Listing:
(begin)

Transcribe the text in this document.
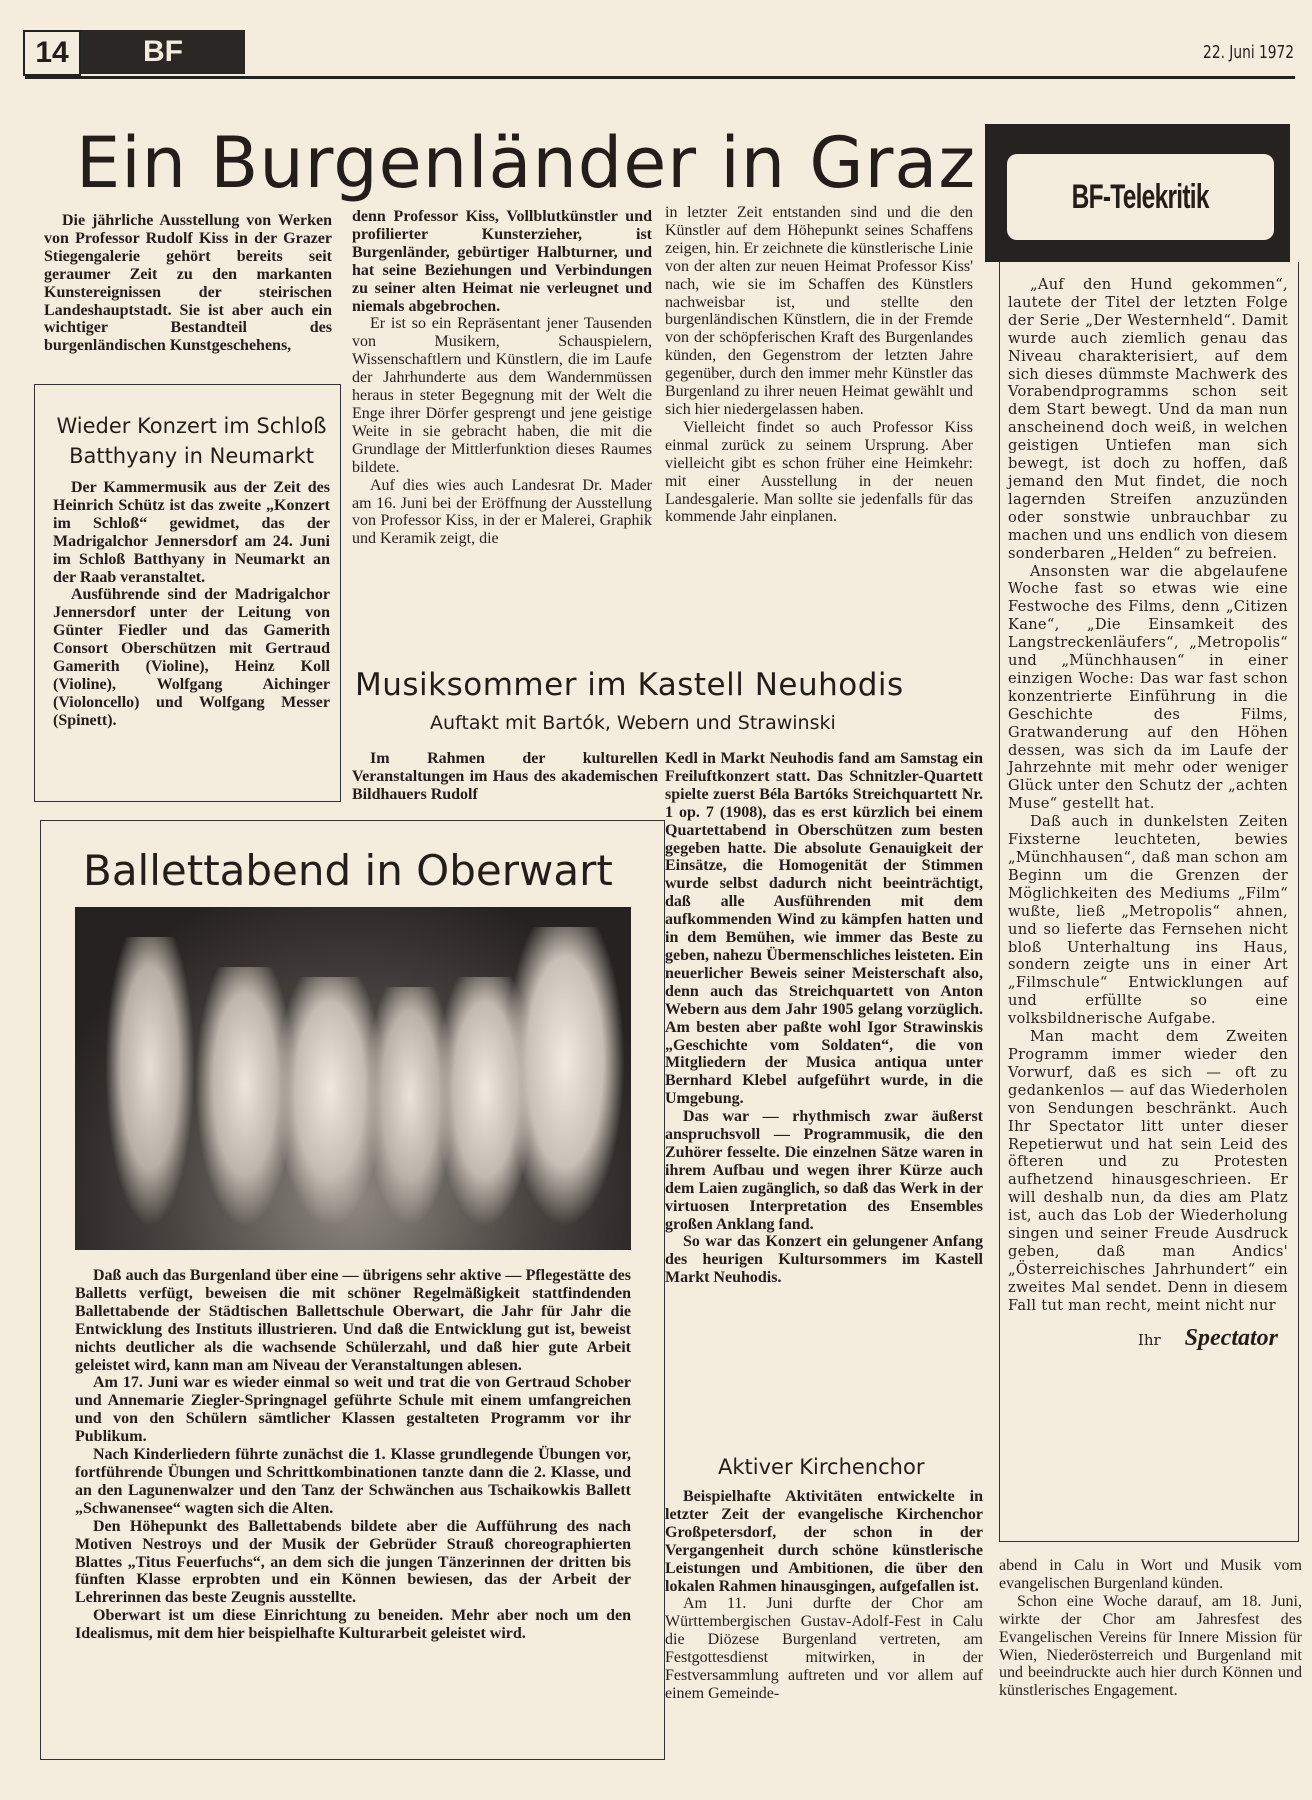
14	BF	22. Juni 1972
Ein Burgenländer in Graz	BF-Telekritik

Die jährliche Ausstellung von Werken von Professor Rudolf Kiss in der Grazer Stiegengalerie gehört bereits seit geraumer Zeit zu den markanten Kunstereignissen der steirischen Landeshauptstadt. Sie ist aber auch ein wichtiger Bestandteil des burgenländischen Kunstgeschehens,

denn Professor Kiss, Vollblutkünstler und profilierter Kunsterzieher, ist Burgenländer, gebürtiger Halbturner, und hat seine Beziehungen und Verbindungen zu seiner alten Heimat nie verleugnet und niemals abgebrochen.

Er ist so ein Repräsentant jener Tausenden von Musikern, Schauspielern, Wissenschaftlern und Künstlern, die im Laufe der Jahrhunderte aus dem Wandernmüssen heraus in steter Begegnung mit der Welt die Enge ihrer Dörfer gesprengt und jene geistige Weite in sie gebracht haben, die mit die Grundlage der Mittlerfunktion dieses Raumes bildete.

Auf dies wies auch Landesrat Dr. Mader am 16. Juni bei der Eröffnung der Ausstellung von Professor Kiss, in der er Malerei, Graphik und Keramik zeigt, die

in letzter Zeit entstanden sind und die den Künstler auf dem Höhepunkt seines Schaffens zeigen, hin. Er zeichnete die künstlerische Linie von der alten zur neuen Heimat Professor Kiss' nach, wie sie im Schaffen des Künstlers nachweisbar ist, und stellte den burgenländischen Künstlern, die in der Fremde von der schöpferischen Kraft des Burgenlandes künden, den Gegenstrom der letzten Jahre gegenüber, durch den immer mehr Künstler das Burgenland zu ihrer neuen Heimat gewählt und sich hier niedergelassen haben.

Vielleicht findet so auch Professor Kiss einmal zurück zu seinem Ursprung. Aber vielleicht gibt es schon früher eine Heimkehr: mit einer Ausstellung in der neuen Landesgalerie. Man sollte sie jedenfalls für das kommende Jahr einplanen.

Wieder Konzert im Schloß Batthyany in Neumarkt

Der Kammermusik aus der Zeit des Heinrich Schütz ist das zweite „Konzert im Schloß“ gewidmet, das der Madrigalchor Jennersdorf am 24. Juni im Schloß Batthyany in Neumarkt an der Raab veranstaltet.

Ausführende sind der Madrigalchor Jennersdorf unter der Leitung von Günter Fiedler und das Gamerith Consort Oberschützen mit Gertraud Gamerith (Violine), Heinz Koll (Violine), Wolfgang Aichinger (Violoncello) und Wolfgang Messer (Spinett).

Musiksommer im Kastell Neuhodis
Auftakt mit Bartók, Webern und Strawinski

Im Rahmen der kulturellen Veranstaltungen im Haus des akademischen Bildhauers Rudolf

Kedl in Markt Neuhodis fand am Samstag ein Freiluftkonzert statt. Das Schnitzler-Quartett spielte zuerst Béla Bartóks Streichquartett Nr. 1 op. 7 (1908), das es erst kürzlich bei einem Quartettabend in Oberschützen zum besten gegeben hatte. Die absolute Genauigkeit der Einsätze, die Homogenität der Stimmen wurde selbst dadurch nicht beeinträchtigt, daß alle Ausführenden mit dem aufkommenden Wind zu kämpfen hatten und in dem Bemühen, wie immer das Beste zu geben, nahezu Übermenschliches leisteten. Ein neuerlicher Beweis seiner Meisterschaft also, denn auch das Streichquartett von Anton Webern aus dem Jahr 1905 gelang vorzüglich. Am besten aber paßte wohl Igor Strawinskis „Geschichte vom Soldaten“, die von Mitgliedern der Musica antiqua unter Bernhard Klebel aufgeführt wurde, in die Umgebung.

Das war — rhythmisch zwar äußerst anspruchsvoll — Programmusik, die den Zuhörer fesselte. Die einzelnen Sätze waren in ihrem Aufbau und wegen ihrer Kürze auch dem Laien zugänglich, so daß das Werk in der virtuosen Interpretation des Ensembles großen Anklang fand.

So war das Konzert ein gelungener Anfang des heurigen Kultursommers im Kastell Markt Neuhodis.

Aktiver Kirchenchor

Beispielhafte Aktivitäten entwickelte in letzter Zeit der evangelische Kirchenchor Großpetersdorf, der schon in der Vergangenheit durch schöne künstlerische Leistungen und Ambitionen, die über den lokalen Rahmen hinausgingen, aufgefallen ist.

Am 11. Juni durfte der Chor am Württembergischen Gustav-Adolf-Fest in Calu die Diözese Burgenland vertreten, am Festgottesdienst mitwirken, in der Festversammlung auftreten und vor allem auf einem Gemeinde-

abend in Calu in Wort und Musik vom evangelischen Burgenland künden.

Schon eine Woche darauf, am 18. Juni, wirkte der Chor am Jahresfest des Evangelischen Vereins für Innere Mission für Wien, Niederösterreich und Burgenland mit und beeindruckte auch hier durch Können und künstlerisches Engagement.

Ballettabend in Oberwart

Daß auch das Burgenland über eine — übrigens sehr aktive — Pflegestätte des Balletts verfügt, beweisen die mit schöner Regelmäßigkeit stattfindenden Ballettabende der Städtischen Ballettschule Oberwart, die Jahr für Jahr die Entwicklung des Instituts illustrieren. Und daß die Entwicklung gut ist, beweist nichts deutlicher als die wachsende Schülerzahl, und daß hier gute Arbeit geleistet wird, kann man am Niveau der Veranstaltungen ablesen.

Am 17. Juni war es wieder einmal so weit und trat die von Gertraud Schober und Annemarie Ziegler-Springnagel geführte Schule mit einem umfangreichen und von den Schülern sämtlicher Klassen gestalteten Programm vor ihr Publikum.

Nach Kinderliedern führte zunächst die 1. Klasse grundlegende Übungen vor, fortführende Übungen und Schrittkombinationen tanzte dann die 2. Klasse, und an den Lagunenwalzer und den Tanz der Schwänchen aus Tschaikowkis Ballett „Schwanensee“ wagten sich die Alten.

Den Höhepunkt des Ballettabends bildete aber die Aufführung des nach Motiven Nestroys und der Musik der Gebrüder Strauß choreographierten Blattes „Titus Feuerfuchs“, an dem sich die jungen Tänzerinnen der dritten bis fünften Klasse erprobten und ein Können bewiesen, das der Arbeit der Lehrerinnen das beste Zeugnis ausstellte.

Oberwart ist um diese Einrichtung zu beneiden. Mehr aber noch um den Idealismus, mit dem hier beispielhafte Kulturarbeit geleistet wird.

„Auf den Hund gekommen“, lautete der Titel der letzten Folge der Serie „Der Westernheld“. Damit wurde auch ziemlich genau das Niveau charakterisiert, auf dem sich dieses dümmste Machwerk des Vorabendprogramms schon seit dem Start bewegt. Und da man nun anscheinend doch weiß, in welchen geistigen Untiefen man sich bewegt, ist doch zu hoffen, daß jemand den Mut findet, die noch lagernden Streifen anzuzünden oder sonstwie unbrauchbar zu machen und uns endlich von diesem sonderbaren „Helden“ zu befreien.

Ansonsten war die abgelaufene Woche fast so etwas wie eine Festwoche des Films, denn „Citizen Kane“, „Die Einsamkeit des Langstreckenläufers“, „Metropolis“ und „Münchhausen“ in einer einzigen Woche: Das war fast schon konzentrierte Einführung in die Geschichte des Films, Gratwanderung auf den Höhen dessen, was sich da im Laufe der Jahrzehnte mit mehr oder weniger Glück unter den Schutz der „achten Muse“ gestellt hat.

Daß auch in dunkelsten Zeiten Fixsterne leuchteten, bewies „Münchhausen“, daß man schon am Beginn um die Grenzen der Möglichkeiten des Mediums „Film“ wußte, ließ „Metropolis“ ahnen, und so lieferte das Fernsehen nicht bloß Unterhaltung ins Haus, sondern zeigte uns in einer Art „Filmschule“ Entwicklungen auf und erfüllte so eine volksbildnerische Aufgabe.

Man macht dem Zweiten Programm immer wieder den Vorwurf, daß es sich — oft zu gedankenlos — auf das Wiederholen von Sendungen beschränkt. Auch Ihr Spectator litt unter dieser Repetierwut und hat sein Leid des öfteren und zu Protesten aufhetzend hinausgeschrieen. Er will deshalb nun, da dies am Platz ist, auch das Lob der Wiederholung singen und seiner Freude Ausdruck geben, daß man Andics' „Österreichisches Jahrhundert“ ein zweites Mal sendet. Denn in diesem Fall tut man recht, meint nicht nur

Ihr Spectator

(end)

Task: Search the lines above for the string "Rudolf" and copy each line that has it.

Solution to this task:
Die jährliche Ausstellung von Werken von Professor Rudolf Kiss in der Grazer Stiegengalerie gehört bereits seit geraumer Zeit zu den markanten Kunstereignissen der steirischen Landeshauptstadt. Sie ist aber auch ein wichtiger Bestandteil des burgenländischen Kunstgeschehens,
Im Rahmen der kulturellen Veranstaltungen im Haus des akademischen Bildhauers Rudolf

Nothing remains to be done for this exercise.